Items from a dataset:

= = =

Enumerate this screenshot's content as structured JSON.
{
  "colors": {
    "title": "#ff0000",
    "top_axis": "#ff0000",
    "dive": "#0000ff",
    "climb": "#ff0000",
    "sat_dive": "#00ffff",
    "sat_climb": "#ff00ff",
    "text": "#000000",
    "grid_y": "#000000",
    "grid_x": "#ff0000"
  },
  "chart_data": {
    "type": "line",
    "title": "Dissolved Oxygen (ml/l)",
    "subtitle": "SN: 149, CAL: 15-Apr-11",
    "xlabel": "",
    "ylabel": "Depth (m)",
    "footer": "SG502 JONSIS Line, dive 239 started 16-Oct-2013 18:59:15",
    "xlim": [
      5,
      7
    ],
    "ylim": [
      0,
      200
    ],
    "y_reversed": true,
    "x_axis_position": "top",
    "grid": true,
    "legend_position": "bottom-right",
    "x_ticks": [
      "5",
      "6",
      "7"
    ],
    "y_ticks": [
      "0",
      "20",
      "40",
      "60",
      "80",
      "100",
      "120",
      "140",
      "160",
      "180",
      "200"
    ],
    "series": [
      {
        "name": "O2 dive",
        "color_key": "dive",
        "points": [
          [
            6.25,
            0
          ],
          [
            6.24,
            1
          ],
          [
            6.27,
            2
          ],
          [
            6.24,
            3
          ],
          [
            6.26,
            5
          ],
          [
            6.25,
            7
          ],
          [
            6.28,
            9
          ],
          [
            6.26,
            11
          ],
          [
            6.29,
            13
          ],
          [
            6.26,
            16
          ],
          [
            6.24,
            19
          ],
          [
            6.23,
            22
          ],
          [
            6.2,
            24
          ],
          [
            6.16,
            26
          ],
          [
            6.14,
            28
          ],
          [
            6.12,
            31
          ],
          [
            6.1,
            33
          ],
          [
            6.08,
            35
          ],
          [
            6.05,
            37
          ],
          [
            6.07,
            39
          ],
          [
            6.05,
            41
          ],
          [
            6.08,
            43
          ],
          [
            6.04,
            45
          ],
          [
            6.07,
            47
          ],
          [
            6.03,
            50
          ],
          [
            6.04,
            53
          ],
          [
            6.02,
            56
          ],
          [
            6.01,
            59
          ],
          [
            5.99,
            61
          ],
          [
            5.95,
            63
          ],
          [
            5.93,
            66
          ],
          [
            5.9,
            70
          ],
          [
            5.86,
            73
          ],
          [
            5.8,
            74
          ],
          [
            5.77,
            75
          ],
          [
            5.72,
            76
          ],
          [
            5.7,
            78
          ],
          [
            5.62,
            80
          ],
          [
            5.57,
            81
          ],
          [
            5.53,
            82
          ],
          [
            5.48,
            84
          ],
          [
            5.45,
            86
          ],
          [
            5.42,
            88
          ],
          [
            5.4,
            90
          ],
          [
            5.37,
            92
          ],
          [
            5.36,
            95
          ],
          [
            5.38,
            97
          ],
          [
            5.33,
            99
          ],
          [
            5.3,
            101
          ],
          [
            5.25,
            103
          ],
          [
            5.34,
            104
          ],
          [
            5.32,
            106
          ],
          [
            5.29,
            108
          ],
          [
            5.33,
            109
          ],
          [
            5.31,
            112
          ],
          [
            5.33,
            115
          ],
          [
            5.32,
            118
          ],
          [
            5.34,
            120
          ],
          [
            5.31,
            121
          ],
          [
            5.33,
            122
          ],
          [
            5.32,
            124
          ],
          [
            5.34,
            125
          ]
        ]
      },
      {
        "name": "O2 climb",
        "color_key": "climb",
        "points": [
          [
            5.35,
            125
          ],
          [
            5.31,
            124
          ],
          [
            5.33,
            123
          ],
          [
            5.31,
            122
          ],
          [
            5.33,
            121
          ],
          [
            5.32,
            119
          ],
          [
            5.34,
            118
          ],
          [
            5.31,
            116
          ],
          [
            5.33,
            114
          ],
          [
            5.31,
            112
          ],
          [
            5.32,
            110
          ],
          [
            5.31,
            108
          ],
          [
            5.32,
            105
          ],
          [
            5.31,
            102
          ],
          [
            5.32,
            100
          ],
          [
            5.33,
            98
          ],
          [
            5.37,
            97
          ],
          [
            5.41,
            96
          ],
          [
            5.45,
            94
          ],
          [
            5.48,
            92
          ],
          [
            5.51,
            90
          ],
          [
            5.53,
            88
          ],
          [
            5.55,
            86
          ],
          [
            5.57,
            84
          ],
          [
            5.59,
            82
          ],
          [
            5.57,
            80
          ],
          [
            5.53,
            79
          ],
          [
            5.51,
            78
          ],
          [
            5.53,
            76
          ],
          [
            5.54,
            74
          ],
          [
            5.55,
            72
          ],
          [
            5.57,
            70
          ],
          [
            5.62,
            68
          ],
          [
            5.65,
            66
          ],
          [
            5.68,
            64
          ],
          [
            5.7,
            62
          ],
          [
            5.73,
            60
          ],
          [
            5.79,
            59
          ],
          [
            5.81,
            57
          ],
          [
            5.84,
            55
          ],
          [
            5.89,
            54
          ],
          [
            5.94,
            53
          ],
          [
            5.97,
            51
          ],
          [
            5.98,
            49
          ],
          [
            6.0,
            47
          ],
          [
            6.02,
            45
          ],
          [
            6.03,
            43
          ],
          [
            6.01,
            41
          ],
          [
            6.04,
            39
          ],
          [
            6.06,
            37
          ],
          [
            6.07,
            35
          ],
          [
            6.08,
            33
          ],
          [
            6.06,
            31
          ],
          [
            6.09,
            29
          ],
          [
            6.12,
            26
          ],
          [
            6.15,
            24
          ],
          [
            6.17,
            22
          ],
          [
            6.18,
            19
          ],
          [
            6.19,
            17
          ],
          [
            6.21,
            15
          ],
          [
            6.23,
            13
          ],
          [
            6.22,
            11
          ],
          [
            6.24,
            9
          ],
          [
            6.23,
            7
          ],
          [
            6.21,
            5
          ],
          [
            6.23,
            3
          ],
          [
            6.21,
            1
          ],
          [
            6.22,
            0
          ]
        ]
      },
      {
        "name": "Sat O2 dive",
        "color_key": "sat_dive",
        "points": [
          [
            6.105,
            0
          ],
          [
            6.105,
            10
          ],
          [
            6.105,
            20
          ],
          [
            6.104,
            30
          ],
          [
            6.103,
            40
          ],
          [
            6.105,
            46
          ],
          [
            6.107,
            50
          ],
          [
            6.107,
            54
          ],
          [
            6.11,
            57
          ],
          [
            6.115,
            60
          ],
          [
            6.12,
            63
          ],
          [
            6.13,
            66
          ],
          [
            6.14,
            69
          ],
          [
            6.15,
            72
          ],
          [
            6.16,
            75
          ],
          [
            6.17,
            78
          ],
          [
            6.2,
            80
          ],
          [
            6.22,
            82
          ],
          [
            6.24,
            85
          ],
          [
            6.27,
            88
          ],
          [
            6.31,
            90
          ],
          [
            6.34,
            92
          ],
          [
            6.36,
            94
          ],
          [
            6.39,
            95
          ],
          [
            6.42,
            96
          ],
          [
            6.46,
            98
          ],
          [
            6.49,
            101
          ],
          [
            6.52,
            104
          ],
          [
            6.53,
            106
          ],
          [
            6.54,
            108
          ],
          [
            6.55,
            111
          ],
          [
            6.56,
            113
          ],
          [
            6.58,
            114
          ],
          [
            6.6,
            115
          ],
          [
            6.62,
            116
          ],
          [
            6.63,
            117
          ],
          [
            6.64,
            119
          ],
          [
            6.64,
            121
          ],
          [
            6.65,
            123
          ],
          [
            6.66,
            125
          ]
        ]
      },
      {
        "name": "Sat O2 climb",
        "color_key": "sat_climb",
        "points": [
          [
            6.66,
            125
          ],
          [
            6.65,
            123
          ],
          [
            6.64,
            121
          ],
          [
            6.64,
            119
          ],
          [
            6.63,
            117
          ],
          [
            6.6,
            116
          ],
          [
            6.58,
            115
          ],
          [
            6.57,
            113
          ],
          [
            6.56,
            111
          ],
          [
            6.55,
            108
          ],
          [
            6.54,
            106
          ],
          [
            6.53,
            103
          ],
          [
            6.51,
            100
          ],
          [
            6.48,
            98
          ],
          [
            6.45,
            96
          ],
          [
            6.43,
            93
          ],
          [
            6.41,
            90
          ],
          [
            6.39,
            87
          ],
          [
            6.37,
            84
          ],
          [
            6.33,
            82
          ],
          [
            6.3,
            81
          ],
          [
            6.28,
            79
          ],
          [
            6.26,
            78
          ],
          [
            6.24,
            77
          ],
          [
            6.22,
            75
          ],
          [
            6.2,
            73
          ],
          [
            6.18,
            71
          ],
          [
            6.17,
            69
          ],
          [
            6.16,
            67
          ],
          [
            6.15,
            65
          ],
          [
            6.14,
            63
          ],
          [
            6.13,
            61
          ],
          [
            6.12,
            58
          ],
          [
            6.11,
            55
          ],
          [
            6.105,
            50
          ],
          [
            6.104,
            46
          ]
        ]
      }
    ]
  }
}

= = =

— Given instruction —
Pick out all the lines with the word "name" in them and copy them.

— Solution to the problem —
        "name": "O2 dive",
        "name": "O2 climb",
        "name": "Sat O2 dive",
        "name": "Sat O2 climb",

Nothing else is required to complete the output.